## Start Data supplied

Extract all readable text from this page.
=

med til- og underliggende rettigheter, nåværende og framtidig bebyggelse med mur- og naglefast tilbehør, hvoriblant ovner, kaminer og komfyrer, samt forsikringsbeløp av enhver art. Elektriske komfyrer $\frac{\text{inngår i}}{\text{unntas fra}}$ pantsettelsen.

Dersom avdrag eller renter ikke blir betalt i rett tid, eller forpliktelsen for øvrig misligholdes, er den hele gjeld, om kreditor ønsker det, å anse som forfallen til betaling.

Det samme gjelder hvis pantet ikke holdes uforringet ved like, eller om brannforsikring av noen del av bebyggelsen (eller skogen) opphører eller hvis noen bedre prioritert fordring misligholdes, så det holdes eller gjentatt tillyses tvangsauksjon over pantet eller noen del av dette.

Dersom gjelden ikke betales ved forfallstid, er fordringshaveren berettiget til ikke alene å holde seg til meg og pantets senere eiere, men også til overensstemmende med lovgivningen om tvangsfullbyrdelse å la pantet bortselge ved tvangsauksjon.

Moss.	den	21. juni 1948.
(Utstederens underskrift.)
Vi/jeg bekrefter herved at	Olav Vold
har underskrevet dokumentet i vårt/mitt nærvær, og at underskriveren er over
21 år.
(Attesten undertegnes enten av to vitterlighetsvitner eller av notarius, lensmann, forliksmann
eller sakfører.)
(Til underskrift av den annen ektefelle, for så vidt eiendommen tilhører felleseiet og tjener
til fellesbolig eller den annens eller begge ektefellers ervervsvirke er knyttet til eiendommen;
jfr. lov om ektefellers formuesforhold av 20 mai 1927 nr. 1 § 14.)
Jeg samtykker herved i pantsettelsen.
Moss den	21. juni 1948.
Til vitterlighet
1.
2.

## End Data supplied

■ **Exercise prompt**
Using the data above, reproduce every line exactly.

■ **Output of the exercise**
Extract all readable text from this page.
=

med til- og underliggende rettigheter, nåværende og framtidig bebyggelse med mur- og naglefast tilbehør, hvoriblant ovner, kaminer og komfyrer, samt forsikringsbeløp av enhver art. Elektriske komfyrer $\frac{\text{inngår i}}{\text{unntas fra}}$ pantsettelsen.

Dersom avdrag eller renter ikke blir betalt i rett tid, eller forpliktelsen for øvrig misligholdes, er den hele gjeld, om kreditor ønsker det, å anse som forfallen til betaling.

Det samme gjelder hvis pantet ikke holdes uforringet ved like, eller om brannforsikring av noen del av bebyggelsen (eller skogen) opphører eller hvis noen bedre prioritert fordring misligholdes, så det holdes eller gjentatt tillyses tvangsauksjon over pantet eller noen del av dette.

Dersom gjelden ikke betales ved forfallstid, er fordringshaveren berettiget til ikke alene å holde seg til meg og pantets senere eiere, men også til overensstemmende med lovgivningen om tvangsfullbyrdelse å la pantet bortselge ved tvangsauksjon.

Moss.	den	21. juni 1948.
(Utstederens underskrift.)
Vi/jeg bekrefter herved at	Olav Vold
har underskrevet dokumentet i vårt/mitt nærvær, og at underskriveren er over
21 år.
(Attesten undertegnes enten av to vitterlighetsvitner eller av notarius, lensmann, forliksmann
eller sakfører.)
(Til underskrift av den annen ektefelle, for så vidt eiendommen tilhører felleseiet og tjener
til fellesbolig eller den annens eller begge ektefellers ervervsvirke er knyttet til eiendommen;
jfr. lov om ektefellers formuesforhold av 20 mai 1927 nr. 1 § 14.)
Jeg samtykker herved i pantsettelsen.
Moss den	21. juni 1948.
Til vitterlighet
1.
2.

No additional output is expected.